(WHAT IS ASKED)
Copy all the material below, exactly as it stands.

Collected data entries
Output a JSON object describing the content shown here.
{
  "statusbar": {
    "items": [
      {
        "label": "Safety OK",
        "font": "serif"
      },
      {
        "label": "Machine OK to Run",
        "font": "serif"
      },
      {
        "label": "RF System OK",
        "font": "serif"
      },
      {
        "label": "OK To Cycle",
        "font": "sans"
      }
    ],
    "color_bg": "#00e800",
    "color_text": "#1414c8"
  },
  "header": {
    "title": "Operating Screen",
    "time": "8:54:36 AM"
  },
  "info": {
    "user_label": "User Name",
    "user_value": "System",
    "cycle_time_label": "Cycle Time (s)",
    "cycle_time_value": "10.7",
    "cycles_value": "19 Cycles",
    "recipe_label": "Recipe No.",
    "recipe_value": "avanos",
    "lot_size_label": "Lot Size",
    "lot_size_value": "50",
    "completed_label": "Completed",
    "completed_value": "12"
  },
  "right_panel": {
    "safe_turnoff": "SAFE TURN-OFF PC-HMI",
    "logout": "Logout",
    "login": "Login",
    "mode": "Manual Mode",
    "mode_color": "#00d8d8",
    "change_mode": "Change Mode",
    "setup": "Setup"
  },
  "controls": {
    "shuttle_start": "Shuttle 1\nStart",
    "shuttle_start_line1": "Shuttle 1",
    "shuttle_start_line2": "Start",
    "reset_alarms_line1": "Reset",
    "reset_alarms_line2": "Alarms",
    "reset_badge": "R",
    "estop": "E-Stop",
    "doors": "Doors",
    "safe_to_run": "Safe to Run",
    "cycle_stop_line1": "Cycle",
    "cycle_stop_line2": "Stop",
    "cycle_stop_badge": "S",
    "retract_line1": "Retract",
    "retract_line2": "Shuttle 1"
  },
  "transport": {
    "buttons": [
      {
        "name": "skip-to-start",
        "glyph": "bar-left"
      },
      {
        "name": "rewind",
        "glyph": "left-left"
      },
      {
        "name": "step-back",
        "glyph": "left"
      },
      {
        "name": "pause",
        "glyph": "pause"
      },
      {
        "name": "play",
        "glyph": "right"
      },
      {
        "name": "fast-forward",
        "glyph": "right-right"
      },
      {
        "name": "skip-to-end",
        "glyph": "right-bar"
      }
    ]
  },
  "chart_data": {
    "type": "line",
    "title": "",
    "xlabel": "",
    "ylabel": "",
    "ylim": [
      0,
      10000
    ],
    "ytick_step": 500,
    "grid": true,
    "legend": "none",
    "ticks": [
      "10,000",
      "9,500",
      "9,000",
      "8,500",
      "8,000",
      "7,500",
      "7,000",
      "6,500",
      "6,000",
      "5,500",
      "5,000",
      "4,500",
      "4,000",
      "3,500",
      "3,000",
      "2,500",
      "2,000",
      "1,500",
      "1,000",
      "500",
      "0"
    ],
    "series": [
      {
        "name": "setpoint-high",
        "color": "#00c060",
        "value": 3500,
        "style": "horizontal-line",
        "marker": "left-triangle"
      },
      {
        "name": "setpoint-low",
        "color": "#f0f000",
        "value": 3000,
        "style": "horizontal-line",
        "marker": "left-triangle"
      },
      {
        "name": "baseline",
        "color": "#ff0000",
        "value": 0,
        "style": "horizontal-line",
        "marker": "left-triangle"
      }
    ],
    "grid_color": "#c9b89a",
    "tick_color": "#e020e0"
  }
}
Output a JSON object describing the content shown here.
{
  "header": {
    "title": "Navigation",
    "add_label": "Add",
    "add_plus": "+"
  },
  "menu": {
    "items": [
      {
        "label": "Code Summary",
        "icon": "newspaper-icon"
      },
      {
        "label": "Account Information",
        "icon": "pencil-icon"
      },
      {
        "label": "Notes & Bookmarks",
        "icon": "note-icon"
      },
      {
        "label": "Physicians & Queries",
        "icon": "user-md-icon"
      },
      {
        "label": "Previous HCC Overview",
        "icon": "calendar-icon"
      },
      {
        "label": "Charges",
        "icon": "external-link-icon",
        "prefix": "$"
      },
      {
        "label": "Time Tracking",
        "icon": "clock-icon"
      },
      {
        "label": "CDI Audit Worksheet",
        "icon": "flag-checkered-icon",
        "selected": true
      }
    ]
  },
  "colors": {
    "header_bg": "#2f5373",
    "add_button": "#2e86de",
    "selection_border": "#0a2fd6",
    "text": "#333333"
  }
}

(CORRECT OUTPUT)
Output a JSON object describing the content shown here.
{
  "statusbar": {
    "items": [
      {
        "label": "Safety OK",
        "font": "serif"
      },
      {
        "label": "Machine OK to Run",
        "font": "serif"
      },
      {
        "label": "RF System OK",
        "font": "serif"
      },
      {
        "label": "OK To Cycle",
        "font": "sans"
      }
    ],
    "color_bg": "#00e800",
    "color_text": "#1414c8"
  },
  "header": {
    "title": "Operating Screen",
    "time": "8:54:36 AM"
  },
  "info": {
    "user_label": "User Name",
    "user_value": "System",
    "cycle_time_label": "Cycle Time (s)",
    "cycle_time_value": "10.7",
    "cycles_value": "19 Cycles",
    "recipe_label": "Recipe No.",
    "recipe_value": "avanos",
    "lot_size_label": "Lot Size",
    "lot_size_value": "50",
    "completed_label": "Completed",
    "completed_value": "12"
  },
  "right_panel": {
    "safe_turnoff": "SAFE TURN-OFF PC-HMI",
    "logout": "Logout",
    "login": "Login",
    "mode": "Manual Mode",
    "mode_color": "#00d8d8",
    "change_mode": "Change Mode",
    "setup": "Setup"
  },
  "controls": {
    "shuttle_start": "Shuttle 1\nStart",
    "shuttle_start_line1": "Shuttle 1",
    "shuttle_start_line2": "Start",
    "reset_alarms_line1": "Reset",
    "reset_alarms_line2": "Alarms",
    "reset_badge": "R",
    "estop": "E-Stop",
    "doors": "Doors",
    "safe_to_run": "Safe to Run",
    "cycle_stop_line1": "Cycle",
    "cycle_stop_line2": "Stop",
    "cycle_stop_badge": "S",
    "retract_line1": "Retract",
    "retract_line2": "Shuttle 1"
  },
  "transport": {
    "buttons": [
      {
        "name": "skip-to-start",
        "glyph": "bar-left"
      },
      {
        "name": "rewind",
        "glyph": "left-left"
      },
      {
        "name": "step-back",
        "glyph": "left"
      },
      {
        "name": "pause",
        "glyph": "pause"
      },
      {
        "name": "play",
        "glyph": "right"
      },
      {
        "name": "fast-forward",
        "glyph": "right-right"
      },
      {
        "name": "skip-to-end",
        "glyph": "right-bar"
      }
    ]
  },
  "chart_data": {
    "type": "line",
    "title": "",
    "xlabel": "",
    "ylabel": "",
    "ylim": [
      0,
      10000
    ],
    "ytick_step": 500,
    "grid": true,
    "legend": "none",
    "ticks": [
      "10,000",
      "9,500",
      "9,000",
      "8,500",
      "8,000",
      "7,500",
      "7,000",
      "6,500",
      "6,000",
      "5,500",
      "5,000",
      "4,500",
      "4,000",
      "3,500",
      "3,000",
      "2,500",
      "2,000",
      "1,500",
      "1,000",
      "500",
      "0"
    ],
    "series": [
      {
        "name": "setpoint-high",
        "color": "#00c060",
        "value": 3500,
        "style": "horizontal-line",
        "marker": "left-triangle"
      },
      {
        "name": "setpoint-low",
        "color": "#f0f000",
        "value": 3000,
        "style": "horizontal-line",
        "marker": "left-triangle"
      },
      {
        "name": "baseline",
        "color": "#ff0000",
        "value": 0,
        "style": "horizontal-line",
        "marker": "left-triangle"
      }
    ],
    "grid_color": "#c9b89a",
    "tick_color": "#e020e0"
  }
}
Output a JSON object describing the content shown here.
{
  "header": {
    "title": "Navigation",
    "add_label": "Add",
    "add_plus": "+"
  },
  "menu": {
    "items": [
      {
        "label": "Code Summary",
        "icon": "newspaper-icon"
      },
      {
        "label": "Account Information",
        "icon": "pencil-icon"
      },
      {
        "label": "Notes & Bookmarks",
        "icon": "note-icon"
      },
      {
        "label": "Physicians & Queries",
        "icon": "user-md-icon"
      },
      {
        "label": "Previous HCC Overview",
        "icon": "calendar-icon"
      },
      {
        "label": "Charges",
        "icon": "external-link-icon",
        "prefix": "$"
      },
      {
        "label": "Time Tracking",
        "icon": "clock-icon"
      },
      {
        "label": "CDI Audit Worksheet",
        "icon": "flag-checkered-icon",
        "selected": true
      }
    ]
  },
  "colors": {
    "header_bg": "#2f5373",
    "add_button": "#2e86de",
    "selection_border": "#0a2fd6",
    "text": "#333333"
  }
}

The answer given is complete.